• **GOAL**
Send back the entries below exactly as they appear.
#####
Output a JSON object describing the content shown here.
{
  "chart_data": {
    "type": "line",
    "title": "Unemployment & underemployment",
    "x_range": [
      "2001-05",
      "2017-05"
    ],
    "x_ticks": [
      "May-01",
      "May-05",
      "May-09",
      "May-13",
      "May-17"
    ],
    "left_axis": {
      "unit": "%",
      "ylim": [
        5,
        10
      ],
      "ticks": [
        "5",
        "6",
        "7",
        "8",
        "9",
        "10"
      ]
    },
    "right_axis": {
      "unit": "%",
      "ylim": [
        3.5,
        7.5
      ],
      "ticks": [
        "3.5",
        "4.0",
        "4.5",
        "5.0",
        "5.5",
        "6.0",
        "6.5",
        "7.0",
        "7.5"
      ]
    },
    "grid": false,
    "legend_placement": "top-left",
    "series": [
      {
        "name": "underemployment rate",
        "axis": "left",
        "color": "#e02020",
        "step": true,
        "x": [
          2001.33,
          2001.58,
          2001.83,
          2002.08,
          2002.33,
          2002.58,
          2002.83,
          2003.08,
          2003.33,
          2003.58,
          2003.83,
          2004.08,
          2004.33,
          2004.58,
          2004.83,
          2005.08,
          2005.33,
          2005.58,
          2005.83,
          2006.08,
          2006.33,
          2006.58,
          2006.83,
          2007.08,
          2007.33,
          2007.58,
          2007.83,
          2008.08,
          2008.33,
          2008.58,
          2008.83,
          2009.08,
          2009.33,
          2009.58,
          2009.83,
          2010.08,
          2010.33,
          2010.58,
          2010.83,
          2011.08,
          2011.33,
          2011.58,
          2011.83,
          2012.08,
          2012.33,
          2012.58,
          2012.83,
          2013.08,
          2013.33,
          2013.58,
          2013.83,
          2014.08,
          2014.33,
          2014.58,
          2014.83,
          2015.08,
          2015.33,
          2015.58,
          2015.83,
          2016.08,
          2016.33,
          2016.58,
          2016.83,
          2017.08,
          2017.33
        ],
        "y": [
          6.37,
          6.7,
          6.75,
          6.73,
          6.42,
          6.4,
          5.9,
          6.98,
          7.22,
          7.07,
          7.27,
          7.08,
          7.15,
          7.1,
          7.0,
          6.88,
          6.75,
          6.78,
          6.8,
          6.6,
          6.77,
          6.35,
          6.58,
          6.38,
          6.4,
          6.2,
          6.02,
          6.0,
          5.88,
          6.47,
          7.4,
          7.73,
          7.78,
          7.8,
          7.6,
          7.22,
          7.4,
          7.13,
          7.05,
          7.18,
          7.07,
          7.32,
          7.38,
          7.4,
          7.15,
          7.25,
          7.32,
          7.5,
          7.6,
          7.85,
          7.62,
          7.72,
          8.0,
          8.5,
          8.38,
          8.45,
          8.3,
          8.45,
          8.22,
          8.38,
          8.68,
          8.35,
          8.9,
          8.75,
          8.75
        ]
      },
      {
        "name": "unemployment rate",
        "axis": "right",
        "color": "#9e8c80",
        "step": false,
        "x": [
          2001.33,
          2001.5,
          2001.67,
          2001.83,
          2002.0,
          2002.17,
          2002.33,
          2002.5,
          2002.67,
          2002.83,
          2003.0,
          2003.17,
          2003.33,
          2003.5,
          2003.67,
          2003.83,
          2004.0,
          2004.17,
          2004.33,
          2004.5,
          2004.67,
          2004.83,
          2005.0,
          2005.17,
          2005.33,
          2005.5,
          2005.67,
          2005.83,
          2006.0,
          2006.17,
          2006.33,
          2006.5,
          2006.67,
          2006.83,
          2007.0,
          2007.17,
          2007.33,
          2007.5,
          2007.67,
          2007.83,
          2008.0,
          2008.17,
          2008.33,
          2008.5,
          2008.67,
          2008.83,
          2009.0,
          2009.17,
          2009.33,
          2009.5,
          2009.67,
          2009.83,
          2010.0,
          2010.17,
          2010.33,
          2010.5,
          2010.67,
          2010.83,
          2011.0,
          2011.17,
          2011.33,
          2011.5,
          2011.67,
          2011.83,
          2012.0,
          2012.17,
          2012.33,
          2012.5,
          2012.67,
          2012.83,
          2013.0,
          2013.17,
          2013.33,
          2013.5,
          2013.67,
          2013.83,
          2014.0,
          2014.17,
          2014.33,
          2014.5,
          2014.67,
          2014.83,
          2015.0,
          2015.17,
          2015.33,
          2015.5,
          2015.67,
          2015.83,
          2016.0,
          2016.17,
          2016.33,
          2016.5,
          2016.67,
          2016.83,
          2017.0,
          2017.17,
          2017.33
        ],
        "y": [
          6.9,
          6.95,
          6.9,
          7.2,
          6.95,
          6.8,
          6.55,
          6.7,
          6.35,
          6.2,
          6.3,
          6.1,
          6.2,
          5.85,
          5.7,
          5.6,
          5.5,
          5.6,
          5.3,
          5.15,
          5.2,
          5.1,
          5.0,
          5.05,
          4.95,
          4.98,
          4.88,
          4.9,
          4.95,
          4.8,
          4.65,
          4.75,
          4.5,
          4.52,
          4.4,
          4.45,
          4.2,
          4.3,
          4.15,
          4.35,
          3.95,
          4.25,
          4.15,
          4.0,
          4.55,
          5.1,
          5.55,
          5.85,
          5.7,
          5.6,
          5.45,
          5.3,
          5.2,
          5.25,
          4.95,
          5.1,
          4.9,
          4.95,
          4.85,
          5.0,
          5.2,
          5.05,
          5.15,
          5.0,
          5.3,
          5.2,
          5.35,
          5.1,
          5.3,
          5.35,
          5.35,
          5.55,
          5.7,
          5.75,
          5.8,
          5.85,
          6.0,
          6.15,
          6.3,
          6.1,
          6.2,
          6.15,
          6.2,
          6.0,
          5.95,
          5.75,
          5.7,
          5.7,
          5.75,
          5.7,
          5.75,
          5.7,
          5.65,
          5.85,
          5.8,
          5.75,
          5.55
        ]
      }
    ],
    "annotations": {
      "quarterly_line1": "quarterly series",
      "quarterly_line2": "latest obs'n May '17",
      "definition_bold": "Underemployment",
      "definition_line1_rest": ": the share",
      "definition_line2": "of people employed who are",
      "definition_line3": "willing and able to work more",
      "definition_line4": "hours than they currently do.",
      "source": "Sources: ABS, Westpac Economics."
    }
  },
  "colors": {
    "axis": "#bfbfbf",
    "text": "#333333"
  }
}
#####
• **FULL ANSWER**
Output a JSON object describing the content shown here.
{
  "chart_data": {
    "type": "line",
    "title": "Unemployment & underemployment",
    "x_range": [
      "2001-05",
      "2017-05"
    ],
    "x_ticks": [
      "May-01",
      "May-05",
      "May-09",
      "May-13",
      "May-17"
    ],
    "left_axis": {
      "unit": "%",
      "ylim": [
        5,
        10
      ],
      "ticks": [
        "5",
        "6",
        "7",
        "8",
        "9",
        "10"
      ]
    },
    "right_axis": {
      "unit": "%",
      "ylim": [
        3.5,
        7.5
      ],
      "ticks": [
        "3.5",
        "4.0",
        "4.5",
        "5.0",
        "5.5",
        "6.0",
        "6.5",
        "7.0",
        "7.5"
      ]
    },
    "grid": false,
    "legend_placement": "top-left",
    "series": [
      {
        "name": "underemployment rate",
        "axis": "left",
        "color": "#e02020",
        "step": true,
        "x": [
          2001.33,
          2001.58,
          2001.83,
          2002.08,
          2002.33,
          2002.58,
          2002.83,
          2003.08,
          2003.33,
          2003.58,
          2003.83,
          2004.08,
          2004.33,
          2004.58,
          2004.83,
          2005.08,
          2005.33,
          2005.58,
          2005.83,
          2006.08,
          2006.33,
          2006.58,
          2006.83,
          2007.08,
          2007.33,
          2007.58,
          2007.83,
          2008.08,
          2008.33,
          2008.58,
          2008.83,
          2009.08,
          2009.33,
          2009.58,
          2009.83,
          2010.08,
          2010.33,
          2010.58,
          2010.83,
          2011.08,
          2011.33,
          2011.58,
          2011.83,
          2012.08,
          2012.33,
          2012.58,
          2012.83,
          2013.08,
          2013.33,
          2013.58,
          2013.83,
          2014.08,
          2014.33,
          2014.58,
          2014.83,
          2015.08,
          2015.33,
          2015.58,
          2015.83,
          2016.08,
          2016.33,
          2016.58,
          2016.83,
          2017.08,
          2017.33
        ],
        "y": [
          6.37,
          6.7,
          6.75,
          6.73,
          6.42,
          6.4,
          5.9,
          6.98,
          7.22,
          7.07,
          7.27,
          7.08,
          7.15,
          7.1,
          7.0,
          6.88,
          6.75,
          6.78,
          6.8,
          6.6,
          6.77,
          6.35,
          6.58,
          6.38,
          6.4,
          6.2,
          6.02,
          6.0,
          5.88,
          6.47,
          7.4,
          7.73,
          7.78,
          7.8,
          7.6,
          7.22,
          7.4,
          7.13,
          7.05,
          7.18,
          7.07,
          7.32,
          7.38,
          7.4,
          7.15,
          7.25,
          7.32,
          7.5,
          7.6,
          7.85,
          7.62,
          7.72,
          8.0,
          8.5,
          8.38,
          8.45,
          8.3,
          8.45,
          8.22,
          8.38,
          8.68,
          8.35,
          8.9,
          8.75,
          8.75
        ]
      },
      {
        "name": "unemployment rate",
        "axis": "right",
        "color": "#9e8c80",
        "step": false,
        "x": [
          2001.33,
          2001.5,
          2001.67,
          2001.83,
          2002.0,
          2002.17,
          2002.33,
          2002.5,
          2002.67,
          2002.83,
          2003.0,
          2003.17,
          2003.33,
          2003.5,
          2003.67,
          2003.83,
          2004.0,
          2004.17,
          2004.33,
          2004.5,
          2004.67,
          2004.83,
          2005.0,
          2005.17,
          2005.33,
          2005.5,
          2005.67,
          2005.83,
          2006.0,
          2006.17,
          2006.33,
          2006.5,
          2006.67,
          2006.83,
          2007.0,
          2007.17,
          2007.33,
          2007.5,
          2007.67,
          2007.83,
          2008.0,
          2008.17,
          2008.33,
          2008.5,
          2008.67,
          2008.83,
          2009.0,
          2009.17,
          2009.33,
          2009.5,
          2009.67,
          2009.83,
          2010.0,
          2010.17,
          2010.33,
          2010.5,
          2010.67,
          2010.83,
          2011.0,
          2011.17,
          2011.33,
          2011.5,
          2011.67,
          2011.83,
          2012.0,
          2012.17,
          2012.33,
          2012.5,
          2012.67,
          2012.83,
          2013.0,
          2013.17,
          2013.33,
          2013.5,
          2013.67,
          2013.83,
          2014.0,
          2014.17,
          2014.33,
          2014.5,
          2014.67,
          2014.83,
          2015.0,
          2015.17,
          2015.33,
          2015.5,
          2015.67,
          2015.83,
          2016.0,
          2016.17,
          2016.33,
          2016.5,
          2016.67,
          2016.83,
          2017.0,
          2017.17,
          2017.33
        ],
        "y": [
          6.9,
          6.95,
          6.9,
          7.2,
          6.95,
          6.8,
          6.55,
          6.7,
          6.35,
          6.2,
          6.3,
          6.1,
          6.2,
          5.85,
          5.7,
          5.6,
          5.5,
          5.6,
          5.3,
          5.15,
          5.2,
          5.1,
          5.0,
          5.05,
          4.95,
          4.98,
          4.88,
          4.9,
          4.95,
          4.8,
          4.65,
          4.75,
          4.5,
          4.52,
          4.4,
          4.45,
          4.2,
          4.3,
          4.15,
          4.35,
          3.95,
          4.25,
          4.15,
          4.0,
          4.55,
          5.1,
          5.55,
          5.85,
          5.7,
          5.6,
          5.45,
          5.3,
          5.2,
          5.25,
          4.95,
          5.1,
          4.9,
          4.95,
          4.85,
          5.0,
          5.2,
          5.05,
          5.15,
          5.0,
          5.3,
          5.2,
          5.35,
          5.1,
          5.3,
          5.35,
          5.35,
          5.55,
          5.7,
          5.75,
          5.8,
          5.85,
          6.0,
          6.15,
          6.3,
          6.1,
          6.2,
          6.15,
          6.2,
          6.0,
          5.95,
          5.75,
          5.7,
          5.7,
          5.75,
          5.7,
          5.75,
          5.7,
          5.65,
          5.85,
          5.8,
          5.75,
          5.55
        ]
      }
    ],
    "annotations": {
      "quarterly_line1": "quarterly series",
      "quarterly_line2": "latest obs'n May '17",
      "definition_bold": "Underemployment",
      "definition_line1_rest": ": the share",
      "definition_line2": "of people employed who are",
      "definition_line3": "willing and able to work more",
      "definition_line4": "hours than they currently do.",
      "source": "Sources: ABS, Westpac Economics."
    }
  },
  "colors": {
    "axis": "#bfbfbf",
    "text": "#333333"
  }
}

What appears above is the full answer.